* [Instructions for the task]
Output every entry exactly as written, skipping any pictures.

Data excerpts
###

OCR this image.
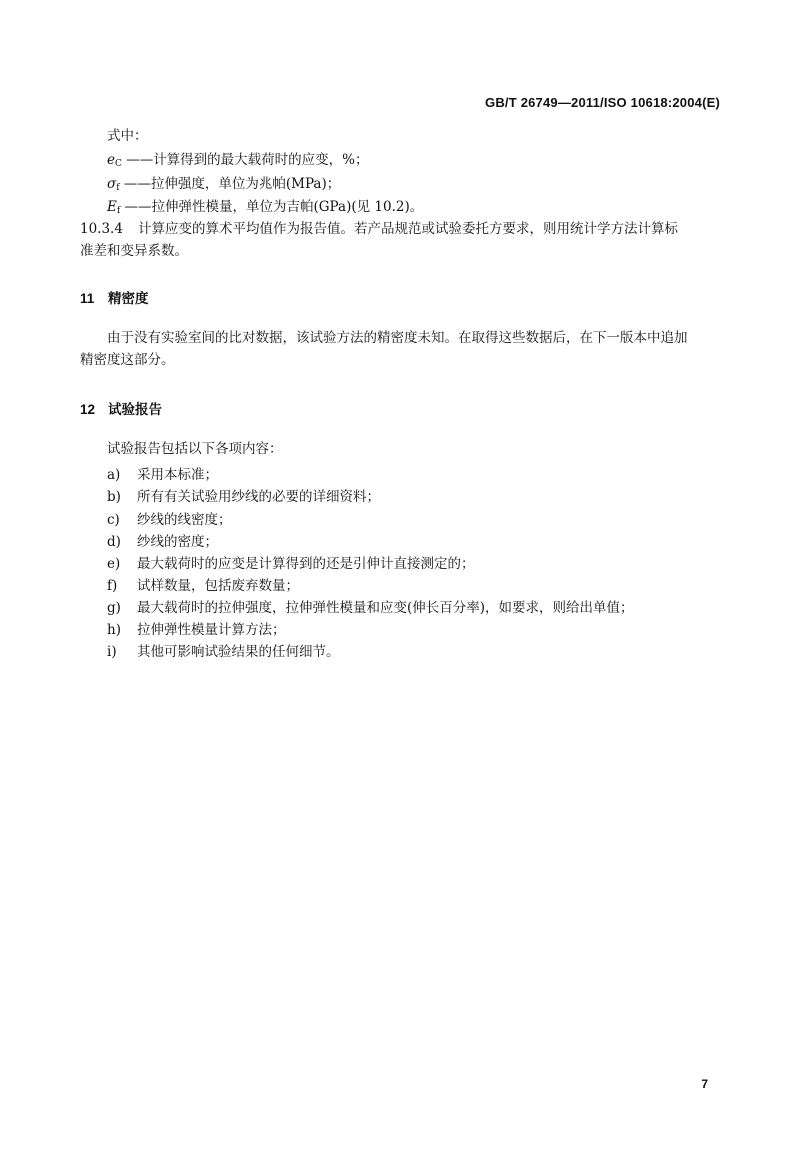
GB/T 26749—2011/ISO 10618:2004(E)
式中：
$e_C$ ——计算得到的最大载荷时的应变，%；
$\sigma_f$ ——拉伸强度，单位为兆帕(MPa)；
$E_f$ ——拉伸弹性模量，单位为吉帕(GPa)(见 10.2)。
10.3.4 计算应变的算术平均值作为报告值。若产品规范或试验委托方要求，则用统计学方法计算标
准差和变异系数。
11 精密度
由于没有实验室间的比对数据，该试验方法的精密度未知。在取得这些数据后，在下一版本中追加
精密度这部分。
12 试验报告
试验报告包括以下各项内容：
a) 采用本标准；
b) 所有有关试验用纱线的必要的详细资料；
c) 纱线的线密度；
d) 纱线的密度；
e) 最大载荷时的应变是计算得到的还是引伸计直接测定的；
f) 试样数量，包括废弃数量；
g) 最大载荷时的拉伸强度，拉伸弹性模量和应变(伸长百分率)，如要求，则给出单值；
h) 拉伸弹性模量计算方法；
i) 其他可影响试验结果的任何细节。
7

###

* [Expected answer]
OCR this image.
GB/T 26749—2011/ISO 10618:2004(E)
式中：
$e_C$ ——计算得到的最大载荷时的应变，%；
$\sigma_f$ ——拉伸强度，单位为兆帕(MPa)；
$E_f$ ——拉伸弹性模量，单位为吉帕(GPa)(见 10.2)。
10.3.4 计算应变的算术平均值作为报告值。若产品规范或试验委托方要求，则用统计学方法计算标
准差和变异系数。
11 精密度
由于没有实验室间的比对数据，该试验方法的精密度未知。在取得这些数据后，在下一版本中追加
精密度这部分。
12 试验报告
试验报告包括以下各项内容：
a) 采用本标准；
b) 所有有关试验用纱线的必要的详细资料；
c) 纱线的线密度；
d) 纱线的密度；
e) 最大载荷时的应变是计算得到的还是引伸计直接测定的；
f) 试样数量，包括废弃数量；
g) 最大载荷时的拉伸强度，拉伸弹性模量和应变(伸长百分率)，如要求，则给出单值；
h) 拉伸弹性模量计算方法；
i) 其他可影响试验结果的任何细节。
7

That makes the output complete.